Gather all lines in the entries that include the word "scratch".

[Stored entries]
## Start
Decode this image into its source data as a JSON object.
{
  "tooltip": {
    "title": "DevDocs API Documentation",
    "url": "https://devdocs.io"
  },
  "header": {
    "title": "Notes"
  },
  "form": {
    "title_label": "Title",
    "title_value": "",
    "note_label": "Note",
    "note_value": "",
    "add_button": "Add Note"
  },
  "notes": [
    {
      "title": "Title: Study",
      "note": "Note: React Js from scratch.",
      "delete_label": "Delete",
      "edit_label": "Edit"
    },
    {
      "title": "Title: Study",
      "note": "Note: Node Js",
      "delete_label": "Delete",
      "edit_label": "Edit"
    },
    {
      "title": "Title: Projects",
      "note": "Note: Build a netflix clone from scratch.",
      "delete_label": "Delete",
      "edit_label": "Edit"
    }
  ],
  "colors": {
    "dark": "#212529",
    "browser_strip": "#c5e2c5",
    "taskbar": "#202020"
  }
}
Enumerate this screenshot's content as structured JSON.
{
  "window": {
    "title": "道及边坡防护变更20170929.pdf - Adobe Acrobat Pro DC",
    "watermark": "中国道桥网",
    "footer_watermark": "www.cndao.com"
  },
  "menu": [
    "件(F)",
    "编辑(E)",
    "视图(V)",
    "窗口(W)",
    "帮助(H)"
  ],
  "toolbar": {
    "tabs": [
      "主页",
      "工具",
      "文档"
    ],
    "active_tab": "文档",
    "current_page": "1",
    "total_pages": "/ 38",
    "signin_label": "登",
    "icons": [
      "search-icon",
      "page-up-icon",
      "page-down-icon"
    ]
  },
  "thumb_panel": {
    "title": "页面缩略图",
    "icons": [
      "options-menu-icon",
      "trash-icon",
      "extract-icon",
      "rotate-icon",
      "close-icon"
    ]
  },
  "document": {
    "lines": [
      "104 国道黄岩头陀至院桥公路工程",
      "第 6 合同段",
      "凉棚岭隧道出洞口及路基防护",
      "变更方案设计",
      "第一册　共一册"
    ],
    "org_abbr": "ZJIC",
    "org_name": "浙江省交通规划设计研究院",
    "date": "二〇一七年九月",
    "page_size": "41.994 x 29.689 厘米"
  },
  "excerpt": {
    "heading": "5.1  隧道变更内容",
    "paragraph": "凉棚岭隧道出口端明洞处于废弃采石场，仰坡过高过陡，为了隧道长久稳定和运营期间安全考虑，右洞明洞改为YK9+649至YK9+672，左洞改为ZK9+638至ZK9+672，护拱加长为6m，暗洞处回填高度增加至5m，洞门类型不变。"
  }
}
## End
## Start
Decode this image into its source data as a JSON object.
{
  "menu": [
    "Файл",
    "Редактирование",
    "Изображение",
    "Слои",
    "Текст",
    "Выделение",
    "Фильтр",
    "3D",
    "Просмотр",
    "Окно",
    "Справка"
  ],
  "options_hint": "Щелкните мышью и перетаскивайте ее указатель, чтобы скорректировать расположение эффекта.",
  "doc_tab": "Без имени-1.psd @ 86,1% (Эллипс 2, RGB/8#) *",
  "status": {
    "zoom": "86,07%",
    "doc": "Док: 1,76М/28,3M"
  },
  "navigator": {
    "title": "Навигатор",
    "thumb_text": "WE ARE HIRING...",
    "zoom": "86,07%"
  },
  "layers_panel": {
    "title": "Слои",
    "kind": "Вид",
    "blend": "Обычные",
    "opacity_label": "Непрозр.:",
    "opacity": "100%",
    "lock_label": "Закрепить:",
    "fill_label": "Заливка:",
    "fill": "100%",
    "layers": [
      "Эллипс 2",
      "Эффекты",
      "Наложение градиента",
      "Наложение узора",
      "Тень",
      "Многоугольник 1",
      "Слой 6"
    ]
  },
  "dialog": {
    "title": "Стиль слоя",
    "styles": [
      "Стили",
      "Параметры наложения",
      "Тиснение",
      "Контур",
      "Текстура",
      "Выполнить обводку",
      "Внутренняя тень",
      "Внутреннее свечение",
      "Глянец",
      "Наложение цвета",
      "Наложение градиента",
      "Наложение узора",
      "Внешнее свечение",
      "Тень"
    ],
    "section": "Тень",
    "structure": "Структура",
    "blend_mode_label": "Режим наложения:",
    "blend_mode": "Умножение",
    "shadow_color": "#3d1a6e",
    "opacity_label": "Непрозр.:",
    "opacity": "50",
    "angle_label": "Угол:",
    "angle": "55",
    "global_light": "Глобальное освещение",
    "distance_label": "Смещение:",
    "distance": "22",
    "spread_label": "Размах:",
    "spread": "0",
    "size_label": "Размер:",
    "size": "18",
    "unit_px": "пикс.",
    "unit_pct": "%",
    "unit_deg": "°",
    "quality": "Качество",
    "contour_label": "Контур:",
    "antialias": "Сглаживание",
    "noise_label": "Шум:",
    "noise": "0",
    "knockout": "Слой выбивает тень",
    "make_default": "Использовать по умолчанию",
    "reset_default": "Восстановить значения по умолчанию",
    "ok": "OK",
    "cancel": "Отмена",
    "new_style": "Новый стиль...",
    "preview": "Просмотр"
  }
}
## End
*FULL ANSWER*
      "note": "Note: React Js from scratch.",
      "note": "Note: Build a netflix clone from scratch.",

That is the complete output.